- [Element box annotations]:
- - -

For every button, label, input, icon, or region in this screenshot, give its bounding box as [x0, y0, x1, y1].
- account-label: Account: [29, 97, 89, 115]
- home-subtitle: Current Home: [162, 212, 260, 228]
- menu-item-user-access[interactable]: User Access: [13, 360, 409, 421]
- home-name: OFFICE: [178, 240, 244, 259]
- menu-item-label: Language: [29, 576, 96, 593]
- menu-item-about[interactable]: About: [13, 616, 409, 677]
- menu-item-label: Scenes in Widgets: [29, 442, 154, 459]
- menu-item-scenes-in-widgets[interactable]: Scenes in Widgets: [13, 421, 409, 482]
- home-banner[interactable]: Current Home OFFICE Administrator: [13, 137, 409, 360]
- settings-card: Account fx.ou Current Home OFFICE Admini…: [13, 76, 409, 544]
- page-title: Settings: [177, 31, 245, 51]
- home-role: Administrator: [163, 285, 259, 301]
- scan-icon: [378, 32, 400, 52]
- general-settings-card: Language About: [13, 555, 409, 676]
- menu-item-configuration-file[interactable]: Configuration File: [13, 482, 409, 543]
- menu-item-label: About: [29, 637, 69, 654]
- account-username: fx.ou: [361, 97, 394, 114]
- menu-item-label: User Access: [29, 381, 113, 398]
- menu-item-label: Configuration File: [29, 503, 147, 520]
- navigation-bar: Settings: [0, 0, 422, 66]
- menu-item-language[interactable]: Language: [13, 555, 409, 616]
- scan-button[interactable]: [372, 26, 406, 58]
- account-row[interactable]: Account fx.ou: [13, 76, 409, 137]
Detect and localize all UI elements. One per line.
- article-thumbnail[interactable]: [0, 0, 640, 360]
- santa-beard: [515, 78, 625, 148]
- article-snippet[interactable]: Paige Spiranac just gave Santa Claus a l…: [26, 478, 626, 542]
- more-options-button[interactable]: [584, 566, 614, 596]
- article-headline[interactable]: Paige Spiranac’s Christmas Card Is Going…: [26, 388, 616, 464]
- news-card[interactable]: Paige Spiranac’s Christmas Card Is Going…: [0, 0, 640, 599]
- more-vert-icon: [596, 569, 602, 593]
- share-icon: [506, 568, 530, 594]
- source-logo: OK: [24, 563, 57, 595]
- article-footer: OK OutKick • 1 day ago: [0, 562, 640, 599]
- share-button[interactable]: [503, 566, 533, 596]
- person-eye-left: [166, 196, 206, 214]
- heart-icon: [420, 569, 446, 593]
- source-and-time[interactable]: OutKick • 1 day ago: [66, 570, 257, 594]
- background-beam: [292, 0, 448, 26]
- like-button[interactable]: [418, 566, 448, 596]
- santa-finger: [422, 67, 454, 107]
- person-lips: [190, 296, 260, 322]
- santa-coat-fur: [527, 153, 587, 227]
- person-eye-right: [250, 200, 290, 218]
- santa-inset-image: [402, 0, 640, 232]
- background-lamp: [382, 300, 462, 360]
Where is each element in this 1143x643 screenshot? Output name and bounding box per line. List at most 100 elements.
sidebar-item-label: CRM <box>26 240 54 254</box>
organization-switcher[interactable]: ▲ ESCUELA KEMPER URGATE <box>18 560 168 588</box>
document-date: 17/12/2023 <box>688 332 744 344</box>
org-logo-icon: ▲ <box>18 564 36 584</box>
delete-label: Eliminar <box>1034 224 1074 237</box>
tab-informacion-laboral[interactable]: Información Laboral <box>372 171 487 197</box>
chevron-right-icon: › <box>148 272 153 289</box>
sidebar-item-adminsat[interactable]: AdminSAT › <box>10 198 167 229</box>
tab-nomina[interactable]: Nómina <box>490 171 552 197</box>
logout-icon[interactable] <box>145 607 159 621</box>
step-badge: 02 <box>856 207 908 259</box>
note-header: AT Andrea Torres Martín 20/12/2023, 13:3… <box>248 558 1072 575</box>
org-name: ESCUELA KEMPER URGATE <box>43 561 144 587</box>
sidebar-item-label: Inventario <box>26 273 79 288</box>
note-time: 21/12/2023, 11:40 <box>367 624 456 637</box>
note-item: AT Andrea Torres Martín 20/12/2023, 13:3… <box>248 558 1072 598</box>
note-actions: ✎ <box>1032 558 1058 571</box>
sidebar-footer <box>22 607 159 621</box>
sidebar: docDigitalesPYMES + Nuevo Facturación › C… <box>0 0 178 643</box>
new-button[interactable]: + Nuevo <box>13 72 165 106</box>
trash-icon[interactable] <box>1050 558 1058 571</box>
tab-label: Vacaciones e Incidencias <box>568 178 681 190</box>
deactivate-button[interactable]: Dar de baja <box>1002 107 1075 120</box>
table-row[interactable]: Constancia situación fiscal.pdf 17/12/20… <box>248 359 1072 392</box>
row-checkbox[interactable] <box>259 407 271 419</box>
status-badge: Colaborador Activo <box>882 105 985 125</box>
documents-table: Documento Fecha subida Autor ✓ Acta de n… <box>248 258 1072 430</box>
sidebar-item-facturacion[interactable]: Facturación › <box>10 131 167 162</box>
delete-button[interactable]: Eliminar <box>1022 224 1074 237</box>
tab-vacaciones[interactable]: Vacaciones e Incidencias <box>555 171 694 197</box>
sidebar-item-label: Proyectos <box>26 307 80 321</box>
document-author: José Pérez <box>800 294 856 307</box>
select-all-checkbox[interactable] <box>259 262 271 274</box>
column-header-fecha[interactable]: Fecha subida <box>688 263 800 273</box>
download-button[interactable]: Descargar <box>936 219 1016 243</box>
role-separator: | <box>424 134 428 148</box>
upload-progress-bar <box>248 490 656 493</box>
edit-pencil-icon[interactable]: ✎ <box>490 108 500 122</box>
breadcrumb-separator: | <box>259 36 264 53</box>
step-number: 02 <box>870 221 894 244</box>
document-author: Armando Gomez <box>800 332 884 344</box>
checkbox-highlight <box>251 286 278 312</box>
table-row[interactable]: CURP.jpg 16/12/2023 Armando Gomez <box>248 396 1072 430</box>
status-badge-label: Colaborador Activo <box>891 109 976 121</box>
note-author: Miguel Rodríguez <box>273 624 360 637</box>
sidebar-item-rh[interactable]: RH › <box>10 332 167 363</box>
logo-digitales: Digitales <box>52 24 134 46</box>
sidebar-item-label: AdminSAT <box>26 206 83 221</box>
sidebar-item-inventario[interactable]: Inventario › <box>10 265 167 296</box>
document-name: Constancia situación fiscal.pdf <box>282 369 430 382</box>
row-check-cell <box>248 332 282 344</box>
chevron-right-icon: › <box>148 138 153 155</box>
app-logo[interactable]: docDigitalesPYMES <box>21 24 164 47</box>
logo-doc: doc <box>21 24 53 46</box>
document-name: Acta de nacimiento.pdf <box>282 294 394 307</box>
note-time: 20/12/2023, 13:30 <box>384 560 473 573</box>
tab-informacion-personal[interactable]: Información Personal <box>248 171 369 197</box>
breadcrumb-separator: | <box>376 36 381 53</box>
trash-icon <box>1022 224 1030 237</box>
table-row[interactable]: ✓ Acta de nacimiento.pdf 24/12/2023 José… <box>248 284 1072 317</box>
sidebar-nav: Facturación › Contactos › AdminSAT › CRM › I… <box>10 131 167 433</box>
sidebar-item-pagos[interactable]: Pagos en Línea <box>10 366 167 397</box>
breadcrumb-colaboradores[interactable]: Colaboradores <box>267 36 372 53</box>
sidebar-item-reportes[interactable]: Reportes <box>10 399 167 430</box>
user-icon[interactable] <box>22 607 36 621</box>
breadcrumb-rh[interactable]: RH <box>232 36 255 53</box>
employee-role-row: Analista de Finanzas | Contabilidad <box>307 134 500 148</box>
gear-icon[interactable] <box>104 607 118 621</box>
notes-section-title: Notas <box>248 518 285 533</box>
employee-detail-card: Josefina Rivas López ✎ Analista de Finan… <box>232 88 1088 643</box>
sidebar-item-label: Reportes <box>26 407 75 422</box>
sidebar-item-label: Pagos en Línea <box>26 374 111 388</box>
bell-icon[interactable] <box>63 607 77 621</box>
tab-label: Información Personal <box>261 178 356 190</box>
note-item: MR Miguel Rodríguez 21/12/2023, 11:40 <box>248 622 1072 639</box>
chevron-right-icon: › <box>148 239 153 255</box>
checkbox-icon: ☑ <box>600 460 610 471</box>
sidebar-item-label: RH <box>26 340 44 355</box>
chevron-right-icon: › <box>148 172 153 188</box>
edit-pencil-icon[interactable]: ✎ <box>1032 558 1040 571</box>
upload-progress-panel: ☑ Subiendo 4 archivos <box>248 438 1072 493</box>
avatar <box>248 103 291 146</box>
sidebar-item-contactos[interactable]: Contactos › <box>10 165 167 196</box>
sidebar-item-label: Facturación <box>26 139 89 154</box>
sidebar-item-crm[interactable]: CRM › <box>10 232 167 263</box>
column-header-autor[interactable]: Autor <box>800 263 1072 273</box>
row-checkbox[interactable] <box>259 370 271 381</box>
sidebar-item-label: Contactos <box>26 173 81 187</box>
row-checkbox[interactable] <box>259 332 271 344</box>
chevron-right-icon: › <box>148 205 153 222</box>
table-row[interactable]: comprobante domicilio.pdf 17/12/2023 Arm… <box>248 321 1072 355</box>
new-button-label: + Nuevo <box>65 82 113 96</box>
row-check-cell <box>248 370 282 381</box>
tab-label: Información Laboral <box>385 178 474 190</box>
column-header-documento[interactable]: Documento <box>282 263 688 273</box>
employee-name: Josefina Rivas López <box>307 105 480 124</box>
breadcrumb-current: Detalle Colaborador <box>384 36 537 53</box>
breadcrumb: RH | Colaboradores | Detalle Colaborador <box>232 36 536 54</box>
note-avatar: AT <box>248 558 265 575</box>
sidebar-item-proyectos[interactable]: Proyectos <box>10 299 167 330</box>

- - -

Rewrite everything from the start of the records down to the line containing "- home-name: OFFICE: [178, 240, 244, 259]", changing "Current Home" to "Active Home" and leaving everything else as it is.

For every button, label, input, icon, or region in this screenshot, give its bounding box as [x0, y0, x1, y1].
- account-label: Account: [29, 97, 89, 115]
- home-subtitle: Active Home: [162, 212, 260, 228]
- menu-item-user-access[interactable]: User Access: [13, 360, 409, 421]
- home-name: OFFICE: [178, 240, 244, 259]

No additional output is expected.